-- start Records for this exercise --
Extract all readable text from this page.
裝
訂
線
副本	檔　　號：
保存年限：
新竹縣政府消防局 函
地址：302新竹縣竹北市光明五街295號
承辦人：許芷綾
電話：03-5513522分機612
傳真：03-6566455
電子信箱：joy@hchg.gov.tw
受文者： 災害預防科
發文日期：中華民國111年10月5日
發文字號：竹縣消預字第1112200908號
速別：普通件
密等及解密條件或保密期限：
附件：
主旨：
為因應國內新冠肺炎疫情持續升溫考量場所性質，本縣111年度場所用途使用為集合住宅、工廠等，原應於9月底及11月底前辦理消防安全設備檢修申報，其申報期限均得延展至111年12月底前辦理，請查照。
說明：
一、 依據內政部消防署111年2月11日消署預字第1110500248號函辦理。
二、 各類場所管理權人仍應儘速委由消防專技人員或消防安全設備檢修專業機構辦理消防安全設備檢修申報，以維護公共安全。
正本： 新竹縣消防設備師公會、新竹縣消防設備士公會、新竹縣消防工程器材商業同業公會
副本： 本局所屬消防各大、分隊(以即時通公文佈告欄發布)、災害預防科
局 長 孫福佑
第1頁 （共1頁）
-- end Records for this exercise --
- _Aim_: Tell how many lines contain the word "災害預防科", using only the number.

- _Result below_: 2